__WHAT NEEDS TO BE DONE__:
Below is the data. Give it again, complete and exact.

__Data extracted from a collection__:
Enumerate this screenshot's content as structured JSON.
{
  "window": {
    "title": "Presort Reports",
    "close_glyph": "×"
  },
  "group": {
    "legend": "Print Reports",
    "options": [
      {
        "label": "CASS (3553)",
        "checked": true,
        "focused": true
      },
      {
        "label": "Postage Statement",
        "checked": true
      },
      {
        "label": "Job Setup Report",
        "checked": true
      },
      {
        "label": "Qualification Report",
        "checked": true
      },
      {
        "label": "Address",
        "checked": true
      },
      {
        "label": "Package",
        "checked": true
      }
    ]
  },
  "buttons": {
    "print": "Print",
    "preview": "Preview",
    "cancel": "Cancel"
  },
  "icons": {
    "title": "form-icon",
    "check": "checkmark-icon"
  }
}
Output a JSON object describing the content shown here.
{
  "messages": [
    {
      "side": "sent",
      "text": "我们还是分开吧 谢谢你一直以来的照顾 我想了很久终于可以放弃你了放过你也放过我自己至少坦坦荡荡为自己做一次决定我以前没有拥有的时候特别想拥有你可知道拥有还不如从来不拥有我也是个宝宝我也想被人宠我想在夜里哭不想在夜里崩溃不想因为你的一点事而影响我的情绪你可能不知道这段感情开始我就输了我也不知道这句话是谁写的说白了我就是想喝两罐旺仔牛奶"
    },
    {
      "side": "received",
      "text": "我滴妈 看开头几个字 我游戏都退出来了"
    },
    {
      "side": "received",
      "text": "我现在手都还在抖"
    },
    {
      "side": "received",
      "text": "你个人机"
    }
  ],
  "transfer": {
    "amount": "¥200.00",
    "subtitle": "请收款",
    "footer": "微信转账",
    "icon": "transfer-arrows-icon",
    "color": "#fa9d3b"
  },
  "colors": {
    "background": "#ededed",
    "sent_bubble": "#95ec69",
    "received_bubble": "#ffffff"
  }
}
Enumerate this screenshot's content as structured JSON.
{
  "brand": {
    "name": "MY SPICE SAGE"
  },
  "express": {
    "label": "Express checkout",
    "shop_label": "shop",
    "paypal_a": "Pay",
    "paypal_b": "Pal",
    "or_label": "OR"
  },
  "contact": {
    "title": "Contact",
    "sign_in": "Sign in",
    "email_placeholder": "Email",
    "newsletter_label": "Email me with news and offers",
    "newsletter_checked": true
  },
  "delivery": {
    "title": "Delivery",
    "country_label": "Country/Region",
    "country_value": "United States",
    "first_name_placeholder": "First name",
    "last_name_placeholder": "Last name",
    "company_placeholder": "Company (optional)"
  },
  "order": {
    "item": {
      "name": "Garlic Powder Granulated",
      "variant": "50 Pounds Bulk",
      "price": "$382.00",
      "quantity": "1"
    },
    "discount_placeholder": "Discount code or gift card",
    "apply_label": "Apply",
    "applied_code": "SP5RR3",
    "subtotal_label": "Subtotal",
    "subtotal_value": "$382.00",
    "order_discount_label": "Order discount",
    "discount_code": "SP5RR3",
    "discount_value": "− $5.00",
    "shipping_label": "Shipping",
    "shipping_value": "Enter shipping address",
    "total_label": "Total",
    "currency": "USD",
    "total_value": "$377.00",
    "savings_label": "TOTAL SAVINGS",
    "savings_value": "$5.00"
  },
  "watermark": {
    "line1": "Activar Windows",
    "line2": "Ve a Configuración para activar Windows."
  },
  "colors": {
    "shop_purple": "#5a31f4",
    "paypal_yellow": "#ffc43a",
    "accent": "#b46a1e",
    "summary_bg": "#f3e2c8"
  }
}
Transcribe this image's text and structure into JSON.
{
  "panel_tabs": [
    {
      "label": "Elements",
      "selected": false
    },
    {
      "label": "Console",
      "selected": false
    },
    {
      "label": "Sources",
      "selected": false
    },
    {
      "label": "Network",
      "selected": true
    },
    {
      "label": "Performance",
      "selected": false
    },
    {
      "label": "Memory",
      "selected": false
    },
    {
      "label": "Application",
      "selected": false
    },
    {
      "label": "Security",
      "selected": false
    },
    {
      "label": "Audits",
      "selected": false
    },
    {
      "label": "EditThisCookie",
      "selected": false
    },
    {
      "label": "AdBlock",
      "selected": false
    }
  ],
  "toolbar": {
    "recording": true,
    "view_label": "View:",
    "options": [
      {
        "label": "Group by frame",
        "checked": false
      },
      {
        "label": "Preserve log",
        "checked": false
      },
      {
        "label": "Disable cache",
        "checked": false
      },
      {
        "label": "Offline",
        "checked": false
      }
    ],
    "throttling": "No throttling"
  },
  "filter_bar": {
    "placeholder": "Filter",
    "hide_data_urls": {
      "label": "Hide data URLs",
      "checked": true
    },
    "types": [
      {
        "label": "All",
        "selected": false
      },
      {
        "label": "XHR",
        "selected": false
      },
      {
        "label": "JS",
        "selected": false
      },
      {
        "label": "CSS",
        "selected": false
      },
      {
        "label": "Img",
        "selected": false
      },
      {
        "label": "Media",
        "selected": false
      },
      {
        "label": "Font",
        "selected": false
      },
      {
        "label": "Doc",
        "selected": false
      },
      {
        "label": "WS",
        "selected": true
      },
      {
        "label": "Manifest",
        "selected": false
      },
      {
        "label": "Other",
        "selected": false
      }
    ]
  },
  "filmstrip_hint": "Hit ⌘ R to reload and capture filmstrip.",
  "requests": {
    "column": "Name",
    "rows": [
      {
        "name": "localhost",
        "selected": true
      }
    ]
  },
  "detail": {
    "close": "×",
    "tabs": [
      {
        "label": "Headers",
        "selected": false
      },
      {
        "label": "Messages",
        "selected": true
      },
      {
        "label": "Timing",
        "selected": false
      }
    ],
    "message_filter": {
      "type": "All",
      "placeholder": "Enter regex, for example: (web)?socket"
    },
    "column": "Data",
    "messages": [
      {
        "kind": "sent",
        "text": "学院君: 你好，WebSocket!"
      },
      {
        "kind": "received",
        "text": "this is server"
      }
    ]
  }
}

__OUTPUT OF THE EXERCISE__:
Enumerate this screenshot's content as structured JSON.
{
  "window": {
    "title": "Presort Reports",
    "close_glyph": "×"
  },
  "group": {
    "legend": "Print Reports",
    "options": [
      {
        "label": "CASS (3553)",
        "checked": true,
        "focused": true
      },
      {
        "label": "Postage Statement",
        "checked": true
      },
      {
        "label": "Job Setup Report",
        "checked": true
      },
      {
        "label": "Qualification Report",
        "checked": true
      },
      {
        "label": "Address",
        "checked": true
      },
      {
        "label": "Package",
        "checked": true
      }
    ]
  },
  "buttons": {
    "print": "Print",
    "preview": "Preview",
    "cancel": "Cancel"
  },
  "icons": {
    "title": "form-icon",
    "check": "checkmark-icon"
  }
}
Output a JSON object describing the content shown here.
{
  "messages": [
    {
      "side": "sent",
      "text": "我们还是分开吧 谢谢你一直以来的照顾 我想了很久终于可以放弃你了放过你也放过我自己至少坦坦荡荡为自己做一次决定我以前没有拥有的时候特别想拥有你可知道拥有还不如从来不拥有我也是个宝宝我也想被人宠我想在夜里哭不想在夜里崩溃不想因为你的一点事而影响我的情绪你可能不知道这段感情开始我就输了我也不知道这句话是谁写的说白了我就是想喝两罐旺仔牛奶"
    },
    {
      "side": "received",
      "text": "我滴妈 看开头几个字 我游戏都退出来了"
    },
    {
      "side": "received",
      "text": "我现在手都还在抖"
    },
    {
      "side": "received",
      "text": "你个人机"
    }
  ],
  "transfer": {
    "amount": "¥200.00",
    "subtitle": "请收款",
    "footer": "微信转账",
    "icon": "transfer-arrows-icon",
    "color": "#fa9d3b"
  },
  "colors": {
    "background": "#ededed",
    "sent_bubble": "#95ec69",
    "received_bubble": "#ffffff"
  }
}
Enumerate this screenshot's content as structured JSON.
{
  "brand": {
    "name": "MY SPICE SAGE"
  },
  "express": {
    "label": "Express checkout",
    "shop_label": "shop",
    "paypal_a": "Pay",
    "paypal_b": "Pal",
    "or_label": "OR"
  },
  "contact": {
    "title": "Contact",
    "sign_in": "Sign in",
    "email_placeholder": "Email",
    "newsletter_label": "Email me with news and offers",
    "newsletter_checked": true
  },
  "delivery": {
    "title": "Delivery",
    "country_label": "Country/Region",
    "country_value": "United States",
    "first_name_placeholder": "First name",
    "last_name_placeholder": "Last name",
    "company_placeholder": "Company (optional)"
  },
  "order": {
    "item": {
      "name": "Garlic Powder Granulated",
      "variant": "50 Pounds Bulk",
      "price": "$382.00",
      "quantity": "1"
    },
    "discount_placeholder": "Discount code or gift card",
    "apply_label": "Apply",
    "applied_code": "SP5RR3",
    "subtotal_label": "Subtotal",
    "subtotal_value": "$382.00",
    "order_discount_label": "Order discount",
    "discount_code": "SP5RR3",
    "discount_value": "− $5.00",
    "shipping_label": "Shipping",
    "shipping_value": "Enter shipping address",
    "total_label": "Total",
    "currency": "USD",
    "total_value": "$377.00",
    "savings_label": "TOTAL SAVINGS",
    "savings_value": "$5.00"
  },
  "watermark": {
    "line1": "Activar Windows",
    "line2": "Ve a Configuración para activar Windows."
  },
  "colors": {
    "shop_purple": "#5a31f4",
    "paypal_yellow": "#ffc43a",
    "accent": "#b46a1e",
    "summary_bg": "#f3e2c8"
  }
}
Transcribe this image's text and structure into JSON.
{
  "panel_tabs": [
    {
      "label": "Elements",
      "selected": false
    },
    {
      "label": "Console",
      "selected": false
    },
    {
      "label": "Sources",
      "selected": false
    },
    {
      "label": "Network",
      "selected": true
    },
    {
      "label": "Performance",
      "selected": false
    },
    {
      "label": "Memory",
      "selected": false
    },
    {
      "label": "Application",
      "selected": false
    },
    {
      "label": "Security",
      "selected": false
    },
    {
      "label": "Audits",
      "selected": false
    },
    {
      "label": "EditThisCookie",
      "selected": false
    },
    {
      "label": "AdBlock",
      "selected": false
    }
  ],
  "toolbar": {
    "recording": true,
    "view_label": "View:",
    "options": [
      {
        "label": "Group by frame",
        "checked": false
      },
      {
        "label": "Preserve log",
        "checked": false
      },
      {
        "label": "Disable cache",
        "checked": false
      },
      {
        "label": "Offline",
        "checked": false
      }
    ],
    "throttling": "No throttling"
  },
  "filter_bar": {
    "placeholder": "Filter",
    "hide_data_urls": {
      "label": "Hide data URLs",
      "checked": true
    },
    "types": [
      {
        "label": "All",
        "selected": false
      },
      {
        "label": "XHR",
        "selected": false
      },
      {
        "label": "JS",
        "selected": false
      },
      {
        "label": "CSS",
        "selected": false
      },
      {
        "label": "Img",
        "selected": false
      },
      {
        "label": "Media",
        "selected": false
      },
      {
        "label": "Font",
        "selected": false
      },
      {
        "label": "Doc",
        "selected": false
      },
      {
        "label": "WS",
        "selected": true
      },
      {
        "label": "Manifest",
        "selected": false
      },
      {
        "label": "Other",
        "selected": false
      }
    ]
  },
  "filmstrip_hint": "Hit ⌘ R to reload and capture filmstrip.",
  "requests": {
    "column": "Name",
    "rows": [
      {
        "name": "localhost",
        "selected": true
      }
    ]
  },
  "detail": {
    "close": "×",
    "tabs": [
      {
        "label": "Headers",
        "selected": false
      },
      {
        "label": "Messages",
        "selected": true
      },
      {
        "label": "Timing",
        "selected": false
      }
    ],
    "message_filter": {
      "type": "All",
      "placeholder": "Enter regex, for example: (web)?socket"
    },
    "column": "Data",
    "messages": [
      {
        "kind": "sent",
        "text": "学院君: 你好，WebSocket!"
      },
      {
        "kind": "received",
        "text": "this is server"
      }
    ]
  }
}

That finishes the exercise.